Objetivo declarado: Retorne sem alterações as linhas a partir da primeira, parando após a linha que contém "cf-icon-sets[interactable]: Conjuntos de", ambas inclusive.

□ □ □ □ □ □ □

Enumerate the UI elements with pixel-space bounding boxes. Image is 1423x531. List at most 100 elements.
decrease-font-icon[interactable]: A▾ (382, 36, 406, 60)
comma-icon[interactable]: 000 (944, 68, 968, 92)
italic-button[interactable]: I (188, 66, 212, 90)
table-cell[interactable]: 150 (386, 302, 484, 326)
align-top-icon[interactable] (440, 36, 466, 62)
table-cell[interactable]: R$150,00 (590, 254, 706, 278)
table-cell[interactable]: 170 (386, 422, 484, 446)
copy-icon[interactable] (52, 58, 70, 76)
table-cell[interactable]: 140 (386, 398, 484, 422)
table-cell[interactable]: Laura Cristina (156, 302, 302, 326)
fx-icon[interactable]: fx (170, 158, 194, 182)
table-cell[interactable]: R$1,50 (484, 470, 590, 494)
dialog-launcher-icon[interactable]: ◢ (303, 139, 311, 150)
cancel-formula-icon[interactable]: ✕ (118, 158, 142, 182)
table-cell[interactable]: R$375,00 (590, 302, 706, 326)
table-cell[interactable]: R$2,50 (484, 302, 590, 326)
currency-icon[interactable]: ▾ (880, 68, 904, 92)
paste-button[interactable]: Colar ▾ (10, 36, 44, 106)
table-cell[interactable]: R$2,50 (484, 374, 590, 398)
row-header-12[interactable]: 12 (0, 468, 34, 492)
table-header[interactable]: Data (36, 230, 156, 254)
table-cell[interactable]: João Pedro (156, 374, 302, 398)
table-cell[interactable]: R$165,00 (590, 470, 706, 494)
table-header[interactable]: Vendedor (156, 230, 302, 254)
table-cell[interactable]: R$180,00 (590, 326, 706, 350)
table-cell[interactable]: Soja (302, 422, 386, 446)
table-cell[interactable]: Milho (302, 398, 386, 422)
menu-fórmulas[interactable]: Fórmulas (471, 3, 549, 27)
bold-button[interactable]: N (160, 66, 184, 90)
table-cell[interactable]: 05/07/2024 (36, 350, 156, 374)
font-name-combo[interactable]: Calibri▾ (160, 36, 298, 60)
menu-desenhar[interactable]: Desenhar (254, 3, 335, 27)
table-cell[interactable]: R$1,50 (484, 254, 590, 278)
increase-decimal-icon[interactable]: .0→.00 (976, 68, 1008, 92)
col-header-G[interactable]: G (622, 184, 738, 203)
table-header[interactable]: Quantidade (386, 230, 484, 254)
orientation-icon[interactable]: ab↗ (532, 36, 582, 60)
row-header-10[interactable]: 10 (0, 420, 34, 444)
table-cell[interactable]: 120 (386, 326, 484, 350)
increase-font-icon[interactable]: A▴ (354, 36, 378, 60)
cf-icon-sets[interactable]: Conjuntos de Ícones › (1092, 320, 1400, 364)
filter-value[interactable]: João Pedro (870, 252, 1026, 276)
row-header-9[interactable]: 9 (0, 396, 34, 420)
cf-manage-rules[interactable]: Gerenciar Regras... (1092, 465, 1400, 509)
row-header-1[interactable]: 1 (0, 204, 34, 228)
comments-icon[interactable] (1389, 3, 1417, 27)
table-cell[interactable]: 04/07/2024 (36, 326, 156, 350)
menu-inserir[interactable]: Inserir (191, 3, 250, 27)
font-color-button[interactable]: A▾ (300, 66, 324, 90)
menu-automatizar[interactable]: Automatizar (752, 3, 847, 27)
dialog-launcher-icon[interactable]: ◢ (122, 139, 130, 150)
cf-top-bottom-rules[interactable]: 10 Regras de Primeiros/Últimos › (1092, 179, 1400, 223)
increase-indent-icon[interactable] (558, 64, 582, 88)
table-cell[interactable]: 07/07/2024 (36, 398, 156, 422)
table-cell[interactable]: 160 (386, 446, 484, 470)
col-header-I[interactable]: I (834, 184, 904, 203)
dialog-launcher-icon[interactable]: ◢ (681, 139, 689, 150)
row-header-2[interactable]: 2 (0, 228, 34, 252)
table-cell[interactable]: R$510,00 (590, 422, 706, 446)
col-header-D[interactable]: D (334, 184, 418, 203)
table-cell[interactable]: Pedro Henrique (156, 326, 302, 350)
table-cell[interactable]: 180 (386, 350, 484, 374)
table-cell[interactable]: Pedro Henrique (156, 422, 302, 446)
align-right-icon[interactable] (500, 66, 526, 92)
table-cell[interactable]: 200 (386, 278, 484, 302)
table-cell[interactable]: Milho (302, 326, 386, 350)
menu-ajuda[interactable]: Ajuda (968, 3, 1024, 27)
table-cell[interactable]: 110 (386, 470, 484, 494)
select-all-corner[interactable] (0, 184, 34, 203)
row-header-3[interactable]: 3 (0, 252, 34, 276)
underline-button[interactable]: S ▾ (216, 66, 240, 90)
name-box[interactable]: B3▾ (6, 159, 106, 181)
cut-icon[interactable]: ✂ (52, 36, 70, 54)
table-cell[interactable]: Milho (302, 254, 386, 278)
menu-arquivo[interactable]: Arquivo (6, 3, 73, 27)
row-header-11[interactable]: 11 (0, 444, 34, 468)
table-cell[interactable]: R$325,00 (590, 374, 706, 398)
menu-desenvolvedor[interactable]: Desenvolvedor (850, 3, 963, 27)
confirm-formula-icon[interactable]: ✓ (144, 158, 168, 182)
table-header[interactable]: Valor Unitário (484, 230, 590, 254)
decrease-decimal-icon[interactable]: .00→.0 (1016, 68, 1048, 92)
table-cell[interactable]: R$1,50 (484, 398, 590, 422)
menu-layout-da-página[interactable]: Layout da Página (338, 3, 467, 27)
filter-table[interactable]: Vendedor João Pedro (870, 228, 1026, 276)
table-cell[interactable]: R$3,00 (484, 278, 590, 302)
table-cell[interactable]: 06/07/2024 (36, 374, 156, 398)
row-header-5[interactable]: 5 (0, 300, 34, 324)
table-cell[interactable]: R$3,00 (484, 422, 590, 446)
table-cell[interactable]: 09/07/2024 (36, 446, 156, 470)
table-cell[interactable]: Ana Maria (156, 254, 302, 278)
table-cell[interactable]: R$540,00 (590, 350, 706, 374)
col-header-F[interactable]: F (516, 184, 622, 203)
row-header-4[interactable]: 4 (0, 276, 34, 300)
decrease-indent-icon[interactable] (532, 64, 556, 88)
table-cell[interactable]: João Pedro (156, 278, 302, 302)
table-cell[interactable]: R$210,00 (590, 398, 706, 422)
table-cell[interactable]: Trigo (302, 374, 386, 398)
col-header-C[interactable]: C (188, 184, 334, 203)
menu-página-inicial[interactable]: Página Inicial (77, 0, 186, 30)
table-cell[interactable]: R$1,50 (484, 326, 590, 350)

□ □ □ □ □ □ □

Resposta redigida:
Enumerate the UI elements with pixel-space bounding boxes. Image is 1423x531. List at most 100 elements.
decrease-font-icon[interactable]: A▾ (382, 36, 406, 60)
comma-icon[interactable]: 000 (944, 68, 968, 92)
italic-button[interactable]: I (188, 66, 212, 90)
table-cell[interactable]: 150 (386, 302, 484, 326)
align-top-icon[interactable] (440, 36, 466, 62)
table-cell[interactable]: R$150,00 (590, 254, 706, 278)
table-cell[interactable]: 170 (386, 422, 484, 446)
copy-icon[interactable] (52, 58, 70, 76)
table-cell[interactable]: 140 (386, 398, 484, 422)
table-cell[interactable]: Laura Cristina (156, 302, 302, 326)
fx-icon[interactable]: fx (170, 158, 194, 182)
table-cell[interactable]: R$1,50 (484, 470, 590, 494)
dialog-launcher-icon[interactable]: ◢ (303, 139, 311, 150)
cancel-formula-icon[interactable]: ✕ (118, 158, 142, 182)
table-cell[interactable]: R$375,00 (590, 302, 706, 326)
table-cell[interactable]: R$2,50 (484, 302, 590, 326)
currency-icon[interactable]: ▾ (880, 68, 904, 92)
paste-button[interactable]: Colar ▾ (10, 36, 44, 106)
table-cell[interactable]: R$2,50 (484, 374, 590, 398)
row-header-12[interactable]: 12 (0, 468, 34, 492)
table-header[interactable]: Data (36, 230, 156, 254)
table-cell[interactable]: João Pedro (156, 374, 302, 398)
table-cell[interactable]: R$165,00 (590, 470, 706, 494)
table-header[interactable]: Vendedor (156, 230, 302, 254)
table-cell[interactable]: R$180,00 (590, 326, 706, 350)
table-cell[interactable]: Soja (302, 422, 386, 446)
table-cell[interactable]: Milho (302, 398, 386, 422)
menu-fórmulas[interactable]: Fórmulas (471, 3, 549, 27)
bold-button[interactable]: N (160, 66, 184, 90)
table-cell[interactable]: 05/07/2024 (36, 350, 156, 374)
font-name-combo[interactable]: Calibri▾ (160, 36, 298, 60)
menu-desenhar[interactable]: Desenhar (254, 3, 335, 27)
table-cell[interactable]: R$1,50 (484, 254, 590, 278)
increase-decimal-icon[interactable]: .0→.00 (976, 68, 1008, 92)
col-header-G[interactable]: G (622, 184, 738, 203)
table-header[interactable]: Quantidade (386, 230, 484, 254)
orientation-icon[interactable]: ab↗ (532, 36, 582, 60)
row-header-10[interactable]: 10 (0, 420, 34, 444)
table-cell[interactable]: 120 (386, 326, 484, 350)
increase-font-icon[interactable]: A▴ (354, 36, 378, 60)
cf-icon-sets[interactable]: Conjuntos de Ícones › (1092, 320, 1400, 364)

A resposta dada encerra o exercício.